--- OBJECTIVE ---
Write out the whole listing again, exactly as given.

[begin MATERIAL PROVIDED]

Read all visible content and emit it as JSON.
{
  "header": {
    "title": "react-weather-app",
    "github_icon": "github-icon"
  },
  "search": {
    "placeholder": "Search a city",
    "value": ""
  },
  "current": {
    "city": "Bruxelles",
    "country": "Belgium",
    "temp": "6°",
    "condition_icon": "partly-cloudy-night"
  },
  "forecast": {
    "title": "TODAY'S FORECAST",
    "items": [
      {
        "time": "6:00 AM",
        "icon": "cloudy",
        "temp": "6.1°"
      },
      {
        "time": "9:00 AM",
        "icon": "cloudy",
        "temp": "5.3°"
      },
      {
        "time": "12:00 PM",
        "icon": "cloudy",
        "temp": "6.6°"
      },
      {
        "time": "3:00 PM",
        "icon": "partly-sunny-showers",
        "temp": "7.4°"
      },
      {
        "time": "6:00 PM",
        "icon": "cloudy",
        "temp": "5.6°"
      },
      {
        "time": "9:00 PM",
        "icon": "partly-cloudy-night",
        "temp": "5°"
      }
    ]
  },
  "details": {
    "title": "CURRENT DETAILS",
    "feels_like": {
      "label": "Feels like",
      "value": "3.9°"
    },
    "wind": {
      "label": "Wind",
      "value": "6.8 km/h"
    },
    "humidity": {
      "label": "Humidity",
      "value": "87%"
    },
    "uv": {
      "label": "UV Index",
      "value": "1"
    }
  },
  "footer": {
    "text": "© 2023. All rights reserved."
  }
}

[end MATERIAL PROVIDED]

--- FINAL RESULT ---
Read all visible content and emit it as JSON.
{
  "header": {
    "title": "react-weather-app",
    "github_icon": "github-icon"
  },
  "search": {
    "placeholder": "Search a city",
    "value": ""
  },
  "current": {
    "city": "Bruxelles",
    "country": "Belgium",
    "temp": "6°",
    "condition_icon": "partly-cloudy-night"
  },
  "forecast": {
    "title": "TODAY'S FORECAST",
    "items": [
      {
        "time": "6:00 AM",
        "icon": "cloudy",
        "temp": "6.1°"
      },
      {
        "time": "9:00 AM",
        "icon": "cloudy",
        "temp": "5.3°"
      },
      {
        "time": "12:00 PM",
        "icon": "cloudy",
        "temp": "6.6°"
      },
      {
        "time": "3:00 PM",
        "icon": "partly-sunny-showers",
        "temp": "7.4°"
      },
      {
        "time": "6:00 PM",
        "icon": "cloudy",
        "temp": "5.6°"
      },
      {
        "time": "9:00 PM",
        "icon": "partly-cloudy-night",
        "temp": "5°"
      }
    ]
  },
  "details": {
    "title": "CURRENT DETAILS",
    "feels_like": {
      "label": "Feels like",
      "value": "3.9°"
    },
    "wind": {
      "label": "Wind",
      "value": "6.8 km/h"
    },
    "humidity": {
      "label": "Humidity",
      "value": "87%"
    },
    "uv": {
      "label": "UV Index",
      "value": "1"
    }
  },
  "footer": {
    "text": "© 2023. All rights reserved."
  }
}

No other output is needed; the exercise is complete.